#### WHAT THE TASK REQUIRES:
Your task is to copy the listing exactly, with the pictures left out.

(Entries with figure data)
********
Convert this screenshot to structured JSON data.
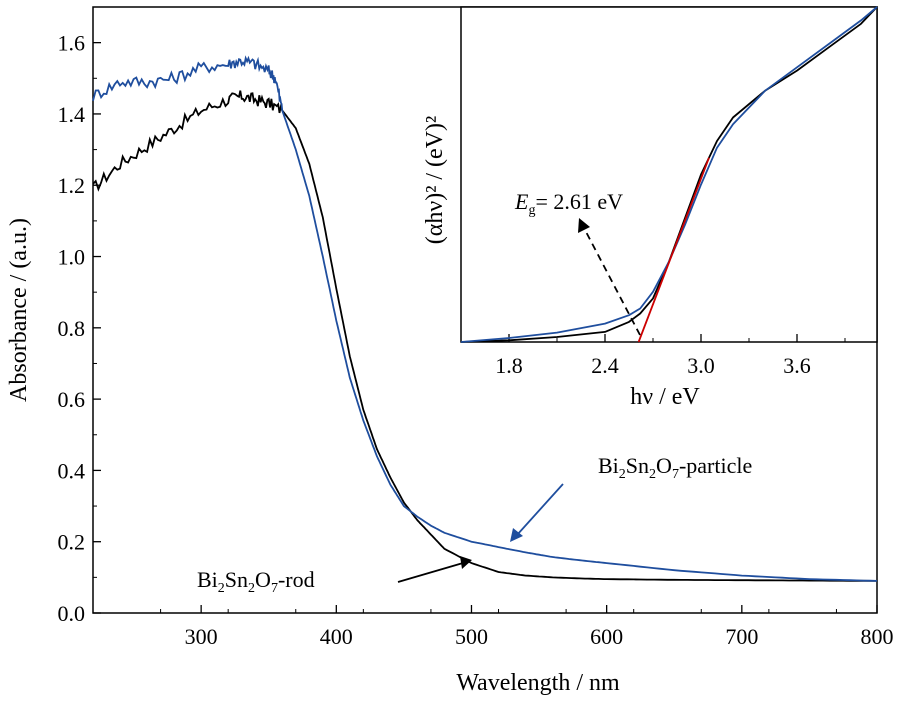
{
  "chart_data": [
    {
      "type": "line",
      "xlabel": "Wavelength / nm",
      "ylabel": "Absorbance / (a.u.)",
      "xlim": [
        220,
        800
      ],
      "ylim": [
        0.0,
        1.7
      ],
      "xticks": [
        "300",
        "400",
        "500",
        "600",
        "700",
        "800"
      ],
      "yticks": [
        "0.0",
        "0.2",
        "0.4",
        "0.6",
        "0.8",
        "1.0",
        "1.2",
        "1.4",
        "1.6"
      ],
      "series": [
        {
          "name": "Bi2Sn2O7-rod",
          "color": "#000000",
          "x": [
            220,
            240,
            260,
            280,
            300,
            320,
            330,
            340,
            350,
            360,
            370,
            380,
            390,
            400,
            410,
            420,
            430,
            440,
            450,
            460,
            470,
            480,
            500,
            520,
            540,
            560,
            580,
            600,
            650,
            700,
            750,
            800
          ],
          "y": [
            1.19,
            1.26,
            1.31,
            1.36,
            1.41,
            1.44,
            1.45,
            1.44,
            1.43,
            1.41,
            1.36,
            1.26,
            1.11,
            0.91,
            0.72,
            0.57,
            0.46,
            0.38,
            0.31,
            0.26,
            0.22,
            0.18,
            0.14,
            0.115,
            0.105,
            0.1,
            0.097,
            0.095,
            0.093,
            0.092,
            0.091,
            0.09
          ]
        },
        {
          "name": "Bi2Sn2O7-particle",
          "color": "#1f4e9e",
          "x": [
            220,
            240,
            260,
            280,
            300,
            320,
            330,
            340,
            350,
            355,
            360,
            370,
            380,
            390,
            400,
            410,
            420,
            430,
            440,
            450,
            460,
            470,
            480,
            500,
            520,
            540,
            560,
            580,
            600,
            650,
            700,
            750,
            800
          ],
          "y": [
            1.45,
            1.49,
            1.49,
            1.5,
            1.53,
            1.54,
            1.55,
            1.54,
            1.52,
            1.5,
            1.41,
            1.3,
            1.17,
            1.0,
            0.82,
            0.66,
            0.54,
            0.44,
            0.36,
            0.3,
            0.27,
            0.245,
            0.225,
            0.2,
            0.185,
            0.17,
            0.157,
            0.148,
            0.14,
            0.12,
            0.105,
            0.095,
            0.09
          ]
        }
      ],
      "annotations": [
        {
          "base": "Bi",
          "s1": "2",
          "mid": "Sn",
          "s2": "2",
          "tail": "O",
          "s3": "7",
          "suffix": "-particle",
          "target": "Bi2Sn2O7-particle"
        },
        {
          "base": "Bi",
          "s1": "2",
          "mid": "Sn",
          "s2": "2",
          "tail": "O",
          "s3": "7",
          "suffix": "-rod",
          "target": "Bi2Sn2O7-rod"
        }
      ]
    },
    {
      "type": "line",
      "inset": true,
      "xlabel": "hν / eV",
      "ylabel": "(αhν)² / (eV)²",
      "xlim": [
        1.5,
        4.1
      ],
      "ylim": [
        0,
        1
      ],
      "xticks": [
        "1.8",
        "2.4",
        "3.0",
        "3.6"
      ],
      "annotation": {
        "symbol": "E",
        "subscript": "g",
        "text": "= 2.61 eV"
      },
      "series": [
        {
          "name": "Bi2Sn2O7-rod",
          "color": "#000000",
          "x": [
            1.5,
            1.8,
            2.1,
            2.4,
            2.55,
            2.62,
            2.7,
            2.8,
            2.9,
            3.0,
            3.1,
            3.2,
            3.4,
            3.6,
            3.8,
            4.0,
            4.1
          ],
          "y": [
            0.0,
            0.005,
            0.015,
            0.03,
            0.06,
            0.085,
            0.13,
            0.24,
            0.37,
            0.5,
            0.6,
            0.67,
            0.75,
            0.81,
            0.88,
            0.95,
            1.0
          ]
        },
        {
          "name": "Bi2Sn2O7-particle",
          "color": "#1f4e9e",
          "x": [
            1.5,
            1.8,
            2.1,
            2.4,
            2.55,
            2.62,
            2.7,
            2.8,
            2.9,
            3.0,
            3.1,
            3.2,
            3.4,
            3.6,
            3.8,
            4.0,
            4.1
          ],
          "y": [
            0.0,
            0.012,
            0.028,
            0.055,
            0.08,
            0.1,
            0.15,
            0.24,
            0.35,
            0.47,
            0.58,
            0.65,
            0.75,
            0.82,
            0.89,
            0.96,
            1.0
          ]
        },
        {
          "name": "tangent",
          "color": "#cc0000",
          "x": [
            2.61,
            3.05
          ],
          "y": [
            0.0,
            0.55
          ]
        }
      ]
    }
  ]
}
********
#### ANSWER TO THE EXERCISE:
Convert this screenshot to structured JSON data.
{
  "chart_data": [
    {
      "type": "line",
      "xlabel": "Wavelength / nm",
      "ylabel": "Absorbance / (a.u.)",
      "xlim": [
        220,
        800
      ],
      "ylim": [
        0.0,
        1.7
      ],
      "xticks": [
        "300",
        "400",
        "500",
        "600",
        "700",
        "800"
      ],
      "yticks": [
        "0.0",
        "0.2",
        "0.4",
        "0.6",
        "0.8",
        "1.0",
        "1.2",
        "1.4",
        "1.6"
      ],
      "series": [
        {
          "name": "Bi2Sn2O7-rod",
          "color": "#000000",
          "x": [
            220,
            240,
            260,
            280,
            300,
            320,
            330,
            340,
            350,
            360,
            370,
            380,
            390,
            400,
            410,
            420,
            430,
            440,
            450,
            460,
            470,
            480,
            500,
            520,
            540,
            560,
            580,
            600,
            650,
            700,
            750,
            800
          ],
          "y": [
            1.19,
            1.26,
            1.31,
            1.36,
            1.41,
            1.44,
            1.45,
            1.44,
            1.43,
            1.41,
            1.36,
            1.26,
            1.11,
            0.91,
            0.72,
            0.57,
            0.46,
            0.38,
            0.31,
            0.26,
            0.22,
            0.18,
            0.14,
            0.115,
            0.105,
            0.1,
            0.097,
            0.095,
            0.093,
            0.092,
            0.091,
            0.09
          ]
        },
        {
          "name": "Bi2Sn2O7-particle",
          "color": "#1f4e9e",
          "x": [
            220,
            240,
            260,
            280,
            300,
            320,
            330,
            340,
            350,
            355,
            360,
            370,
            380,
            390,
            400,
            410,
            420,
            430,
            440,
            450,
            460,
            470,
            480,
            500,
            520,
            540,
            560,
            580,
            600,
            650,
            700,
            750,
            800
          ],
          "y": [
            1.45,
            1.49,
            1.49,
            1.5,
            1.53,
            1.54,
            1.55,
            1.54,
            1.52,
            1.5,
            1.41,
            1.3,
            1.17,
            1.0,
            0.82,
            0.66,
            0.54,
            0.44,
            0.36,
            0.3,
            0.27,
            0.245,
            0.225,
            0.2,
            0.185,
            0.17,
            0.157,
            0.148,
            0.14,
            0.12,
            0.105,
            0.095,
            0.09
          ]
        }
      ],
      "annotations": [
        {
          "base": "Bi",
          "s1": "2",
          "mid": "Sn",
          "s2": "2",
          "tail": "O",
          "s3": "7",
          "suffix": "-particle",
          "target": "Bi2Sn2O7-particle"
        },
        {
          "base": "Bi",
          "s1": "2",
          "mid": "Sn",
          "s2": "2",
          "tail": "O",
          "s3": "7",
          "suffix": "-rod",
          "target": "Bi2Sn2O7-rod"
        }
      ]
    },
    {
      "type": "line",
      "inset": true,
      "xlabel": "hν / eV",
      "ylabel": "(αhν)² / (eV)²",
      "xlim": [
        1.5,
        4.1
      ],
      "ylim": [
        0,
        1
      ],
      "xticks": [
        "1.8",
        "2.4",
        "3.0",
        "3.6"
      ],
      "annotation": {
        "symbol": "E",
        "subscript": "g",
        "text": "= 2.61 eV"
      },
      "series": [
        {
          "name": "Bi2Sn2O7-rod",
          "color": "#000000",
          "x": [
            1.5,
            1.8,
            2.1,
            2.4,
            2.55,
            2.62,
            2.7,
            2.8,
            2.9,
            3.0,
            3.1,
            3.2,
            3.4,
            3.6,
            3.8,
            4.0,
            4.1
          ],
          "y": [
            0.0,
            0.005,
            0.015,
            0.03,
            0.06,
            0.085,
            0.13,
            0.24,
            0.37,
            0.5,
            0.6,
            0.67,
            0.75,
            0.81,
            0.88,
            0.95,
            1.0
          ]
        },
        {
          "name": "Bi2Sn2O7-particle",
          "color": "#1f4e9e",
          "x": [
            1.5,
            1.8,
            2.1,
            2.4,
            2.55,
            2.62,
            2.7,
            2.8,
            2.9,
            3.0,
            3.1,
            3.2,
            3.4,
            3.6,
            3.8,
            4.0,
            4.1
          ],
          "y": [
            0.0,
            0.012,
            0.028,
            0.055,
            0.08,
            0.1,
            0.15,
            0.24,
            0.35,
            0.47,
            0.58,
            0.65,
            0.75,
            0.82,
            0.89,
            0.96,
            1.0
          ]
        },
        {
          "name": "tangent",
          "color": "#cc0000",
          "x": [
            2.61,
            3.05
          ],
          "y": [
            0.0,
            0.55
          ]
        }
      ]
    }
  ]
}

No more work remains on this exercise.